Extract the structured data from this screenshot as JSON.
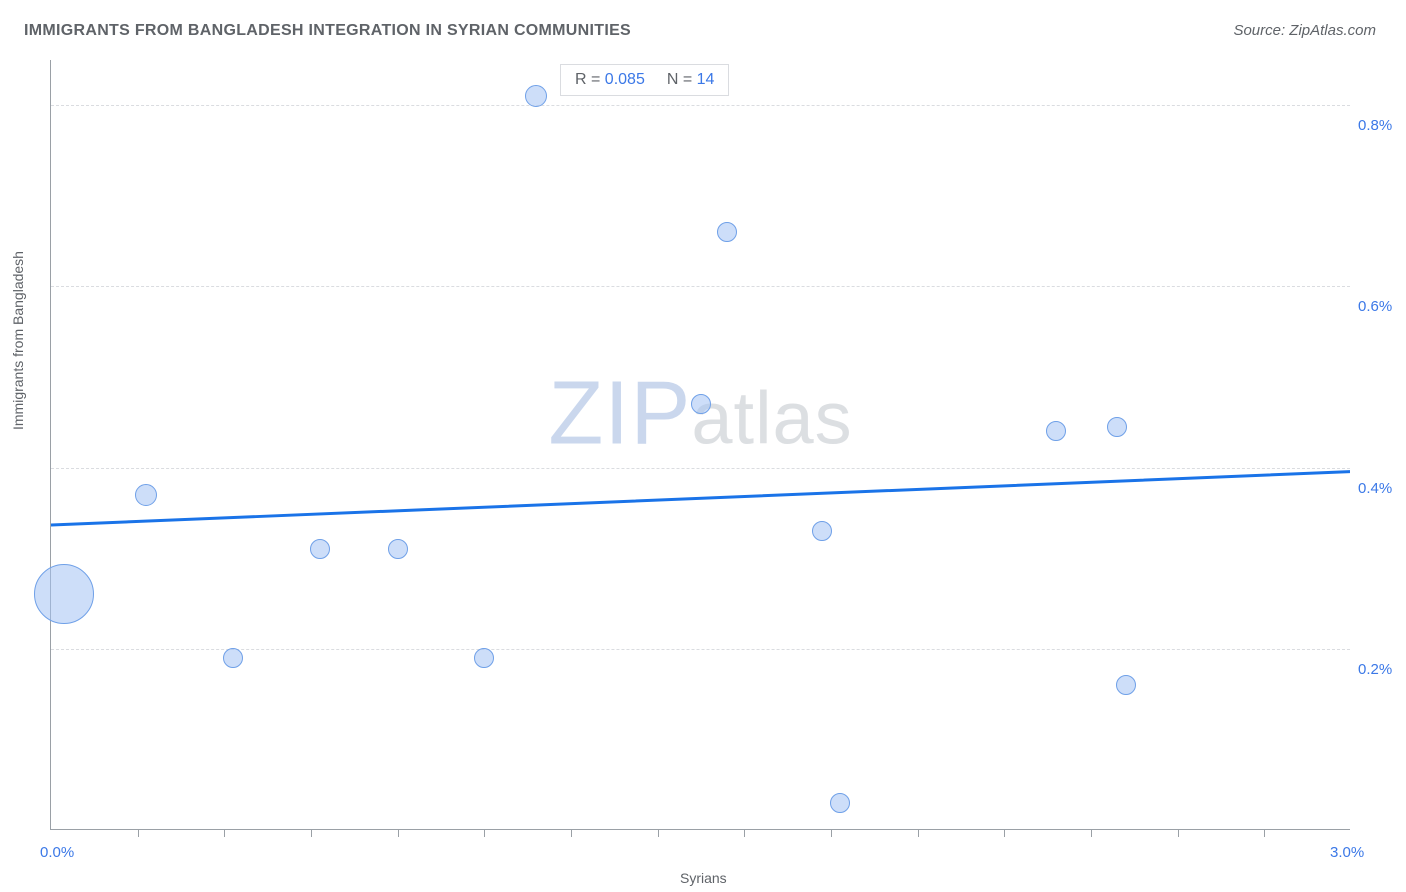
{
  "title": "IMMIGRANTS FROM BANGLADESH INTEGRATION IN SYRIAN COMMUNITIES",
  "source": "Source: ZipAtlas.com",
  "chart": {
    "type": "scatter",
    "xlabel": "Syrians",
    "ylabel": "Immigrants from Bangladesh",
    "xlim": [
      0.0,
      3.0
    ],
    "ylim": [
      0.0,
      0.85
    ],
    "x_tick_label_min": "0.0%",
    "x_tick_label_max": "3.0%",
    "y_tick_labels": [
      "0.2%",
      "0.4%",
      "0.6%",
      "0.8%"
    ],
    "y_tick_values": [
      0.2,
      0.4,
      0.6,
      0.8
    ],
    "x_minor_ticks": [
      0.2,
      0.4,
      0.6,
      0.8,
      1.0,
      1.2,
      1.4,
      1.6,
      1.8,
      2.0,
      2.2,
      2.4,
      2.6,
      2.8
    ],
    "grid_color": "#dadce0",
    "axis_color": "#9aa0a6",
    "background_color": "#ffffff",
    "bubble_fill": "rgba(164,195,244,0.55)",
    "bubble_stroke": "#6fa0e8",
    "trend_color": "#1a73e8",
    "trend_width": 3,
    "trend": {
      "y_at_xmin": 0.336,
      "y_at_xmax": 0.395
    },
    "title_fontsize": 16,
    "label_fontsize": 14,
    "ticklabel_fontsize": 15,
    "ticklabel_color": "#3b78e7",
    "points": [
      {
        "x": 0.03,
        "y": 0.26,
        "r": 30
      },
      {
        "x": 0.22,
        "y": 0.37,
        "r": 11
      },
      {
        "x": 0.42,
        "y": 0.19,
        "r": 10
      },
      {
        "x": 0.62,
        "y": 0.31,
        "r": 10
      },
      {
        "x": 0.8,
        "y": 0.31,
        "r": 10
      },
      {
        "x": 1.0,
        "y": 0.19,
        "r": 10
      },
      {
        "x": 1.12,
        "y": 0.81,
        "r": 11
      },
      {
        "x": 1.5,
        "y": 0.47,
        "r": 10
      },
      {
        "x": 1.56,
        "y": 0.66,
        "r": 10
      },
      {
        "x": 1.78,
        "y": 0.33,
        "r": 10
      },
      {
        "x": 1.82,
        "y": 0.03,
        "r": 10
      },
      {
        "x": 2.32,
        "y": 0.44,
        "r": 10
      },
      {
        "x": 2.46,
        "y": 0.445,
        "r": 10
      },
      {
        "x": 2.48,
        "y": 0.16,
        "r": 10
      }
    ],
    "badge": {
      "r_label": "R =",
      "r_value": "0.085",
      "n_label": "N =",
      "n_value": "14"
    },
    "watermark": {
      "big": "ZIP",
      "rest": "atlas"
    }
  }
}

» **Exercise aim**
All the records need to be repeated exactly, with the images dropped.

» **Full output**
Extract the structured data from this screenshot as JSON.
{
  "title": "IMMIGRANTS FROM BANGLADESH INTEGRATION IN SYRIAN COMMUNITIES",
  "source": "Source: ZipAtlas.com",
  "chart": {
    "type": "scatter",
    "xlabel": "Syrians",
    "ylabel": "Immigrants from Bangladesh",
    "xlim": [
      0.0,
      3.0
    ],
    "ylim": [
      0.0,
      0.85
    ],
    "x_tick_label_min": "0.0%",
    "x_tick_label_max": "3.0%",
    "y_tick_labels": [
      "0.2%",
      "0.4%",
      "0.6%",
      "0.8%"
    ],
    "y_tick_values": [
      0.2,
      0.4,
      0.6,
      0.8
    ],
    "x_minor_ticks": [
      0.2,
      0.4,
      0.6,
      0.8,
      1.0,
      1.2,
      1.4,
      1.6,
      1.8,
      2.0,
      2.2,
      2.4,
      2.6,
      2.8
    ],
    "grid_color": "#dadce0",
    "axis_color": "#9aa0a6",
    "background_color": "#ffffff",
    "bubble_fill": "rgba(164,195,244,0.55)",
    "bubble_stroke": "#6fa0e8",
    "trend_color": "#1a73e8",
    "trend_width": 3,
    "trend": {
      "y_at_xmin": 0.336,
      "y_at_xmax": 0.395
    },
    "title_fontsize": 16,
    "label_fontsize": 14,
    "ticklabel_fontsize": 15,
    "ticklabel_color": "#3b78e7",
    "points": [
      {
        "x": 0.03,
        "y": 0.26,
        "r": 30
      },
      {
        "x": 0.22,
        "y": 0.37,
        "r": 11
      },
      {
        "x": 0.42,
        "y": 0.19,
        "r": 10
      },
      {
        "x": 0.62,
        "y": 0.31,
        "r": 10
      },
      {
        "x": 0.8,
        "y": 0.31,
        "r": 10
      },
      {
        "x": 1.0,
        "y": 0.19,
        "r": 10
      },
      {
        "x": 1.12,
        "y": 0.81,
        "r": 11
      },
      {
        "x": 1.5,
        "y": 0.47,
        "r": 10
      },
      {
        "x": 1.56,
        "y": 0.66,
        "r": 10
      },
      {
        "x": 1.78,
        "y": 0.33,
        "r": 10
      },
      {
        "x": 1.82,
        "y": 0.03,
        "r": 10
      },
      {
        "x": 2.32,
        "y": 0.44,
        "r": 10
      },
      {
        "x": 2.46,
        "y": 0.445,
        "r": 10
      },
      {
        "x": 2.48,
        "y": 0.16,
        "r": 10
      }
    ],
    "badge": {
      "r_label": "R =",
      "r_value": "0.085",
      "n_label": "N =",
      "n_value": "14"
    },
    "watermark": {
      "big": "ZIP",
      "rest": "atlas"
    }
  }
}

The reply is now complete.